(Items from a dataset)
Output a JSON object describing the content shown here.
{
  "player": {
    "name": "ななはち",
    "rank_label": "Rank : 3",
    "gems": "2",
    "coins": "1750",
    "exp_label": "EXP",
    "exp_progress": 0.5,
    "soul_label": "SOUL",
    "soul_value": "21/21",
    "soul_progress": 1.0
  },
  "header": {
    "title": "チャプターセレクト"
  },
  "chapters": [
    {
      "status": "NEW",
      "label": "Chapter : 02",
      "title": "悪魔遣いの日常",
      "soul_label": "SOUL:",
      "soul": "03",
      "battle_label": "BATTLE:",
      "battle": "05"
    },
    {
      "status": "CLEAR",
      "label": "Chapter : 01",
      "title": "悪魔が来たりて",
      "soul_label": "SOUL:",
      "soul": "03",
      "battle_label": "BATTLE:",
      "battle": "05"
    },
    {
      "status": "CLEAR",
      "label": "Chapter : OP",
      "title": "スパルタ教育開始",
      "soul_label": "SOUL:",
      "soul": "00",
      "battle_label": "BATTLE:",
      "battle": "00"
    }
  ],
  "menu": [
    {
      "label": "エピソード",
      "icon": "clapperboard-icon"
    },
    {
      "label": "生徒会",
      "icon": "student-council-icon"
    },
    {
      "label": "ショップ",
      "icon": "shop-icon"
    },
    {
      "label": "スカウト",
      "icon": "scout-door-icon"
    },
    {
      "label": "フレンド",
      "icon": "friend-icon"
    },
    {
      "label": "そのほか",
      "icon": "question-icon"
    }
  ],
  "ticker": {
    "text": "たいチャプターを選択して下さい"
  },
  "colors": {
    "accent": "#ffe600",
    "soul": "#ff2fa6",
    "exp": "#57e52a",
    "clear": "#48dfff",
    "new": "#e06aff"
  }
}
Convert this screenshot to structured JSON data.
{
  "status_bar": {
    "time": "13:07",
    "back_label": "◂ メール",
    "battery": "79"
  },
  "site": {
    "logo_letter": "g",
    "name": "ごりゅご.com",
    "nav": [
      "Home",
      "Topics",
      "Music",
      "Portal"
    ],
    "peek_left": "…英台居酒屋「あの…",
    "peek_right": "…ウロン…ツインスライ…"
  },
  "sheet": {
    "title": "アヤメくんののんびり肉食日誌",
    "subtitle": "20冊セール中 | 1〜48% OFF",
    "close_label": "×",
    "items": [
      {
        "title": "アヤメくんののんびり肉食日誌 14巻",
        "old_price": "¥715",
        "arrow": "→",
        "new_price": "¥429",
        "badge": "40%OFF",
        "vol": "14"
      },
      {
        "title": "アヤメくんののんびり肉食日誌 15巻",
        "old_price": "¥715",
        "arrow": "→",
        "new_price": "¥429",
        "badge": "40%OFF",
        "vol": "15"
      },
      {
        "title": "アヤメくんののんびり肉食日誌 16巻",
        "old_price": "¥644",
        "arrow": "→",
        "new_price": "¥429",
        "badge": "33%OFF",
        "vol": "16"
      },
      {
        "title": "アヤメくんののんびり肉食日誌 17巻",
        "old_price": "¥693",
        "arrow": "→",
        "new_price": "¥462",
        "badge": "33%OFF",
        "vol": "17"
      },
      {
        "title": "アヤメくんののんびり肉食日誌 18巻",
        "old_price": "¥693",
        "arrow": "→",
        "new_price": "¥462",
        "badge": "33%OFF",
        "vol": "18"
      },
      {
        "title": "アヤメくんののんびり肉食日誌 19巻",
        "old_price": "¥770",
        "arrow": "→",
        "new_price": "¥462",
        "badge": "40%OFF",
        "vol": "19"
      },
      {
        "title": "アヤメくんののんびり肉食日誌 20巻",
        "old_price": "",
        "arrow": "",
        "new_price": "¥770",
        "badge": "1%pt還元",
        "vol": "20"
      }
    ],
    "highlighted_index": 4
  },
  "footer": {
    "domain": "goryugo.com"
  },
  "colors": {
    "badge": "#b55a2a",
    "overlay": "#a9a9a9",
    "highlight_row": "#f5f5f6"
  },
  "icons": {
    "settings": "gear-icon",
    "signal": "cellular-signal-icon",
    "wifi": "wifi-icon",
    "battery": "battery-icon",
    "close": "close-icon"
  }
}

*The request*
Determine how many lines include the string "アヤメくんののんびり肉食日誌". Give no answer but the number.

*Solution for this task*
8